━━━━━ RECORDS SHOWN

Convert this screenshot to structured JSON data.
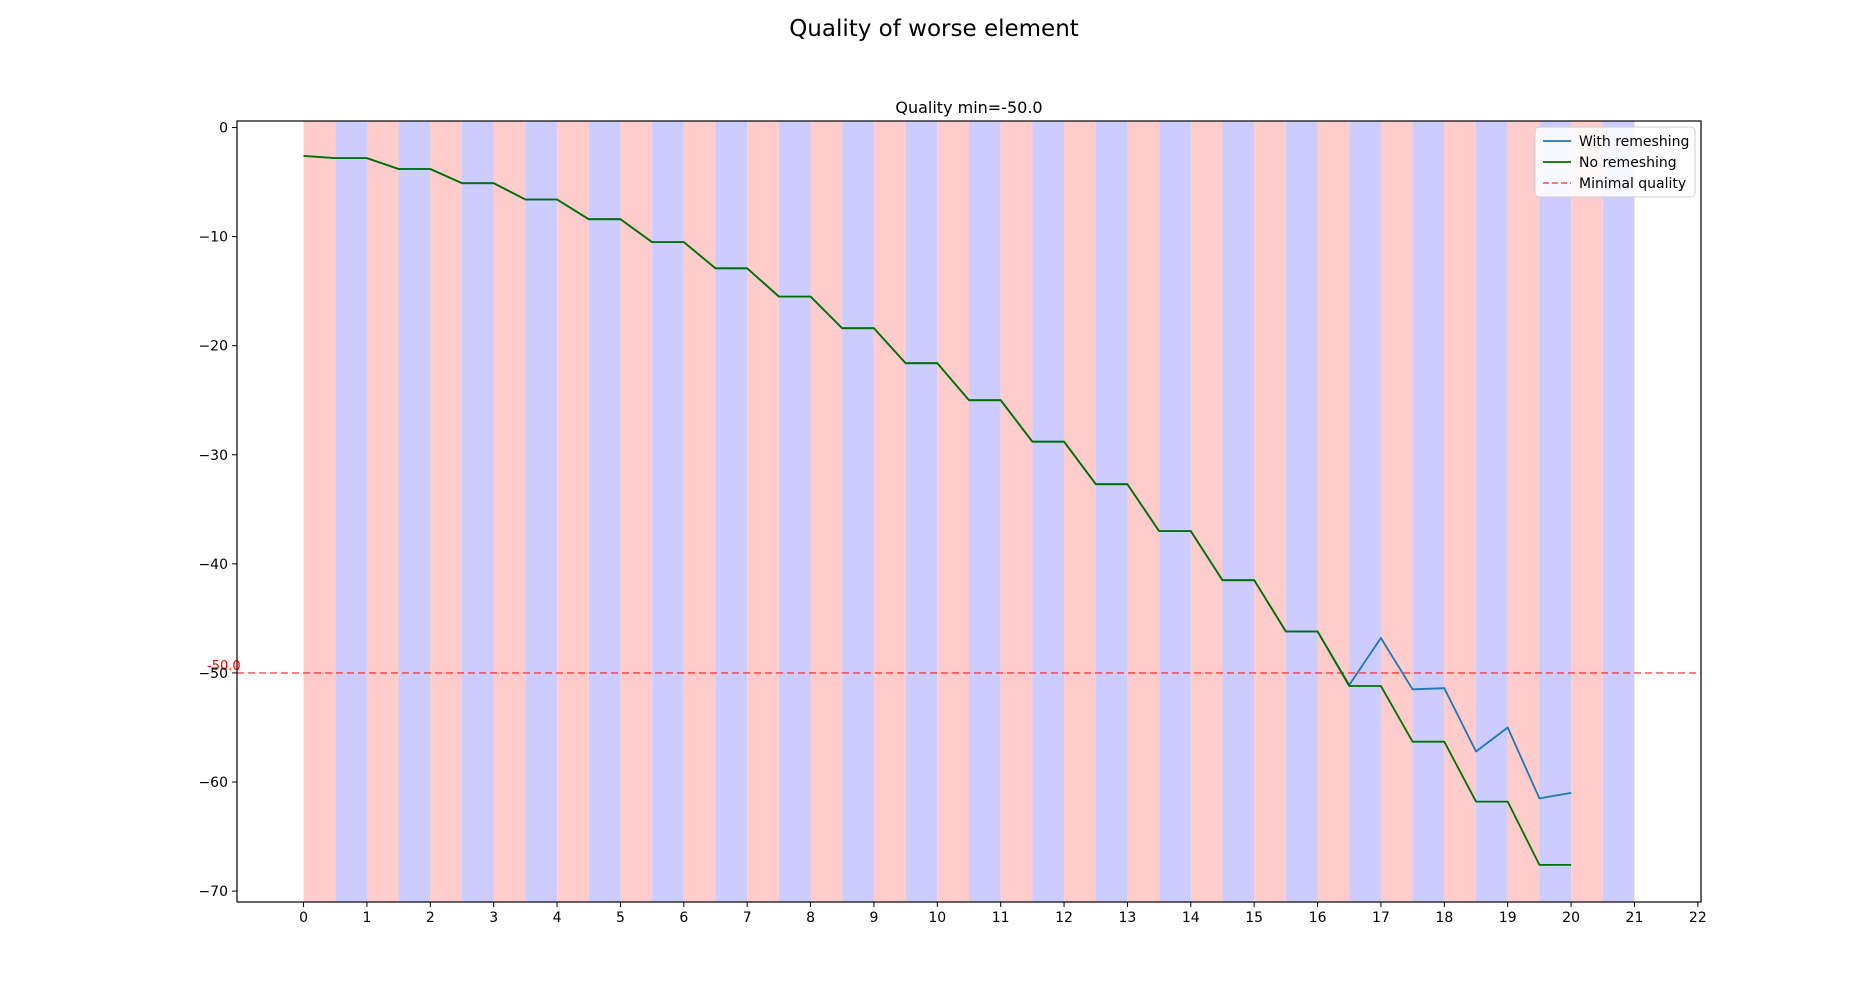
{
  "figure": {
    "suptitle": "Quality of worse element"
  },
  "chart_data": {
    "type": "line",
    "title": "Quality min=-50.0",
    "xlabel": "",
    "ylabel": "",
    "xlim": [
      -1.05,
      22.05
    ],
    "ylim": [
      -71.0,
      0.6
    ],
    "x_ticks": [
      "0",
      "1",
      "2",
      "3",
      "4",
      "5",
      "6",
      "7",
      "8",
      "9",
      "10",
      "11",
      "12",
      "13",
      "14",
      "15",
      "16",
      "17",
      "18",
      "19",
      "20",
      "21",
      "22"
    ],
    "y_ticks": [
      "0",
      "−10",
      "−20",
      "−30",
      "−40",
      "−50",
      "−60",
      "−70"
    ],
    "y_tick_values": [
      0,
      -10,
      -20,
      -30,
      -40,
      -50,
      -60,
      -70
    ],
    "grid": false,
    "legend_position": "upper right",
    "background_bands": {
      "colors": {
        "red": "#ffcccc",
        "blue": "#ccccff"
      },
      "pattern": "alternating half-unit bands starting at x=0, red first",
      "x_start": 0,
      "x_end": 21,
      "width": 0.5
    },
    "series": [
      {
        "name": "With remeshing",
        "color": "#1f77b4",
        "x": [
          0,
          0.5,
          1,
          1.5,
          2,
          2.5,
          3,
          3.5,
          4,
          4.5,
          5,
          5.5,
          6,
          6.5,
          7,
          7.5,
          8,
          8.5,
          9,
          9.5,
          10,
          10.5,
          11,
          11.5,
          12,
          12.5,
          13,
          13.5,
          14,
          14.5,
          15,
          15.5,
          16,
          16.5,
          17,
          17.5,
          18,
          18.5,
          19,
          19.5,
          20
        ],
        "values": [
          -2.6,
          -2.8,
          -2.8,
          -3.8,
          -3.8,
          -5.1,
          -5.1,
          -6.6,
          -6.6,
          -8.4,
          -8.4,
          -10.5,
          -10.5,
          -12.9,
          -12.9,
          -15.5,
          -15.5,
          -18.4,
          -18.4,
          -21.6,
          -21.6,
          -25.0,
          -25.0,
          -28.8,
          -28.8,
          -32.7,
          -32.7,
          -37.0,
          -37.0,
          -41.5,
          -41.5,
          -46.2,
          -46.2,
          -51.1,
          -46.8,
          -51.5,
          -51.4,
          -57.2,
          -55.0,
          -61.5,
          -61.0
        ]
      },
      {
        "name": "No remeshing",
        "color": "#007000",
        "x": [
          0,
          0.5,
          1,
          1.5,
          2,
          2.5,
          3,
          3.5,
          4,
          4.5,
          5,
          5.5,
          6,
          6.5,
          7,
          7.5,
          8,
          8.5,
          9,
          9.5,
          10,
          10.5,
          11,
          11.5,
          12,
          12.5,
          13,
          13.5,
          14,
          14.5,
          15,
          15.5,
          16,
          16.5,
          17,
          17.5,
          18,
          18.5,
          19,
          19.5,
          20
        ],
        "values": [
          -2.6,
          -2.8,
          -2.8,
          -3.8,
          -3.8,
          -5.1,
          -5.1,
          -6.6,
          -6.6,
          -8.4,
          -8.4,
          -10.5,
          -10.5,
          -12.9,
          -12.9,
          -15.5,
          -15.5,
          -18.4,
          -18.4,
          -21.6,
          -21.6,
          -25.0,
          -25.0,
          -28.8,
          -28.8,
          -32.7,
          -32.7,
          -37.0,
          -37.0,
          -41.5,
          -41.5,
          -46.2,
          -46.2,
          -51.2,
          -51.2,
          -56.3,
          -56.3,
          -61.8,
          -61.8,
          -67.6,
          -67.6
        ]
      }
    ],
    "reference_line": {
      "name": "Minimal quality",
      "y": -50.0,
      "label": "-50.0",
      "color": "#ff0000",
      "style": "dashed"
    }
  }
}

━━━━━━━━━━

Set the entries down again exactly. Do not include the images.

Convert this screenshot to structured JSON data.
{
  "figure": {
    "suptitle": "Quality of worse element"
  },
  "chart_data": {
    "type": "line",
    "title": "Quality min=-50.0",
    "xlabel": "",
    "ylabel": "",
    "xlim": [
      -1.05,
      22.05
    ],
    "ylim": [
      -71.0,
      0.6
    ],
    "x_ticks": [
      "0",
      "1",
      "2",
      "3",
      "4",
      "5",
      "6",
      "7",
      "8",
      "9",
      "10",
      "11",
      "12",
      "13",
      "14",
      "15",
      "16",
      "17",
      "18",
      "19",
      "20",
      "21",
      "22"
    ],
    "y_ticks": [
      "0",
      "−10",
      "−20",
      "−30",
      "−40",
      "−50",
      "−60",
      "−70"
    ],
    "y_tick_values": [
      0,
      -10,
      -20,
      -30,
      -40,
      -50,
      -60,
      -70
    ],
    "grid": false,
    "legend_position": "upper right",
    "background_bands": {
      "colors": {
        "red": "#ffcccc",
        "blue": "#ccccff"
      },
      "pattern": "alternating half-unit bands starting at x=0, red first",
      "x_start": 0,
      "x_end": 21,
      "width": 0.5
    },
    "series": [
      {
        "name": "With remeshing",
        "color": "#1f77b4",
        "x": [
          0,
          0.5,
          1,
          1.5,
          2,
          2.5,
          3,
          3.5,
          4,
          4.5,
          5,
          5.5,
          6,
          6.5,
          7,
          7.5,
          8,
          8.5,
          9,
          9.5,
          10,
          10.5,
          11,
          11.5,
          12,
          12.5,
          13,
          13.5,
          14,
          14.5,
          15,
          15.5,
          16,
          16.5,
          17,
          17.5,
          18,
          18.5,
          19,
          19.5,
          20
        ],
        "values": [
          -2.6,
          -2.8,
          -2.8,
          -3.8,
          -3.8,
          -5.1,
          -5.1,
          -6.6,
          -6.6,
          -8.4,
          -8.4,
          -10.5,
          -10.5,
          -12.9,
          -12.9,
          -15.5,
          -15.5,
          -18.4,
          -18.4,
          -21.6,
          -21.6,
          -25.0,
          -25.0,
          -28.8,
          -28.8,
          -32.7,
          -32.7,
          -37.0,
          -37.0,
          -41.5,
          -41.5,
          -46.2,
          -46.2,
          -51.1,
          -46.8,
          -51.5,
          -51.4,
          -57.2,
          -55.0,
          -61.5,
          -61.0
        ]
      },
      {
        "name": "No remeshing",
        "color": "#007000",
        "x": [
          0,
          0.5,
          1,
          1.5,
          2,
          2.5,
          3,
          3.5,
          4,
          4.5,
          5,
          5.5,
          6,
          6.5,
          7,
          7.5,
          8,
          8.5,
          9,
          9.5,
          10,
          10.5,
          11,
          11.5,
          12,
          12.5,
          13,
          13.5,
          14,
          14.5,
          15,
          15.5,
          16,
          16.5,
          17,
          17.5,
          18,
          18.5,
          19,
          19.5,
          20
        ],
        "values": [
          -2.6,
          -2.8,
          -2.8,
          -3.8,
          -3.8,
          -5.1,
          -5.1,
          -6.6,
          -6.6,
          -8.4,
          -8.4,
          -10.5,
          -10.5,
          -12.9,
          -12.9,
          -15.5,
          -15.5,
          -18.4,
          -18.4,
          -21.6,
          -21.6,
          -25.0,
          -25.0,
          -28.8,
          -28.8,
          -32.7,
          -32.7,
          -37.0,
          -37.0,
          -41.5,
          -41.5,
          -46.2,
          -46.2,
          -51.2,
          -51.2,
          -56.3,
          -56.3,
          -61.8,
          -61.8,
          -67.6,
          -67.6
        ]
      }
    ],
    "reference_line": {
      "name": "Minimal quality",
      "y": -50.0,
      "label": "-50.0",
      "color": "#ff0000",
      "style": "dashed"
    }
  }
}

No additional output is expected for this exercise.